[Consigne de l'exercice] Pouvez-vous recopier, dans le texte ci-dessous sur Dieu et l'amour, le passage qui débute aux mots « Commençons notre périple » et s'achève après « ma démonstration ! » ?

[Texte à lire]
Dieu est-il amour ? En ce début de siècle où le retour à la barbarie semble de plus en plus évident, cette question peut sembler être une provocation. Comment croire en un Dieu d’amour dans un monde où un forcené peut tuer 33 personnes en se comptant dans une Université de Virginie ? Or, ma démonstration « scandaleuse » consistera ici à montrer que s’il existe, Dieu ne peut qu’être amour. Voici le syllogisme audacieux que je défends : Dieu est amour, or il y a de l’amour, donc il y a probablement un Dieu !
Commençons notre périple en Grèce ancienne avec Platon. Dans Le Banquet, Socrate n’hésite pas à présenter Eros, le dieu de l’amour comme le plus important de tous les dieux. Pour les Grecs, Eros n’est pas seulement le dieu de l’amour, mais il est aussi le dieu cosmique de l’union des contraires. Né de l’union de Poros, la richesse et de Pénia, la pauvreté, Eros est paradoxalement un dieu à la fois très puissant et très vulnérable, cette remarque ayant une importance capitale pour la suite de ma démonstration !

[Entrées de données]

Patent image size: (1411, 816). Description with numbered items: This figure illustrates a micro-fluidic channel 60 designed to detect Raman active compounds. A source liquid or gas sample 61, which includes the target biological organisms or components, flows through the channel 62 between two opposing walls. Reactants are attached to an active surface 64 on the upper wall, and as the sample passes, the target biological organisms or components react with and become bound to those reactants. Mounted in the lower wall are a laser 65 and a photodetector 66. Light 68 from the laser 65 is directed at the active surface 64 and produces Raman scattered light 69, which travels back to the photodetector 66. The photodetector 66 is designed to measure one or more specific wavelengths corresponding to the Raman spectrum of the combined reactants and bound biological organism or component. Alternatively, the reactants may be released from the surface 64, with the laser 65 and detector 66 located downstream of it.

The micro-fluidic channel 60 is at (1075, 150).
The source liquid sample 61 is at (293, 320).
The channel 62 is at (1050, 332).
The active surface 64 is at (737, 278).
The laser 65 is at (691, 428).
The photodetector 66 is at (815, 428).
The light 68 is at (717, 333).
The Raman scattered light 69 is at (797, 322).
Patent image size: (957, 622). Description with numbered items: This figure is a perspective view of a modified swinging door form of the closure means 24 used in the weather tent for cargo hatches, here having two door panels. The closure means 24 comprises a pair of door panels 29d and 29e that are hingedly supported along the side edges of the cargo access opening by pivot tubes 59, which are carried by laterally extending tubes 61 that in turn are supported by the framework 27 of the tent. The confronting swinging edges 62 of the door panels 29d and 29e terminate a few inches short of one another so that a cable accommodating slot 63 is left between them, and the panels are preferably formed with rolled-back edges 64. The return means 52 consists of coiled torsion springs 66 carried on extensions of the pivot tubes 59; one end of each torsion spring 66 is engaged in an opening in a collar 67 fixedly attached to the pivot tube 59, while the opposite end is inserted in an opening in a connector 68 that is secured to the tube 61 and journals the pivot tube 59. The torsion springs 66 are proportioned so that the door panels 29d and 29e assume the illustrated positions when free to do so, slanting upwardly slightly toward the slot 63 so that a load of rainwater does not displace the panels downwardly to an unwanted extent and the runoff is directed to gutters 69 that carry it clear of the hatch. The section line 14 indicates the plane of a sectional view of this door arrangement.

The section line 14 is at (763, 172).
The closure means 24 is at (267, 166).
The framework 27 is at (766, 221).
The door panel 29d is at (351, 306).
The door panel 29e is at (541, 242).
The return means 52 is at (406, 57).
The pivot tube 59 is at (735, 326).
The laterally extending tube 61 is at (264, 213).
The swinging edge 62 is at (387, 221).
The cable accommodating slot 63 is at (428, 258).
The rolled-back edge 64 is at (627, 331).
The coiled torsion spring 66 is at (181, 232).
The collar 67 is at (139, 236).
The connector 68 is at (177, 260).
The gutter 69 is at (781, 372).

[Réponse rédigée]
Commençons notre périple en Grèce ancienne avec Platon. Dans Le Banquet, Socrate n’hésite pas à présenter Eros, le dieu de l’amour comme le plus important de tous les dieux. Pour les Grecs, Eros n’est pas seulement le dieu de l’amour, mais il est aussi le dieu cosmique de l’union des contraires. Né de l’union de Poros, la richesse et de Pénia, la pauvreté, Eros est paradoxalement un dieu à la fois très puissant et très vulnérable, cette remarque ayant une importance capitale pour la suite de ma démonstration !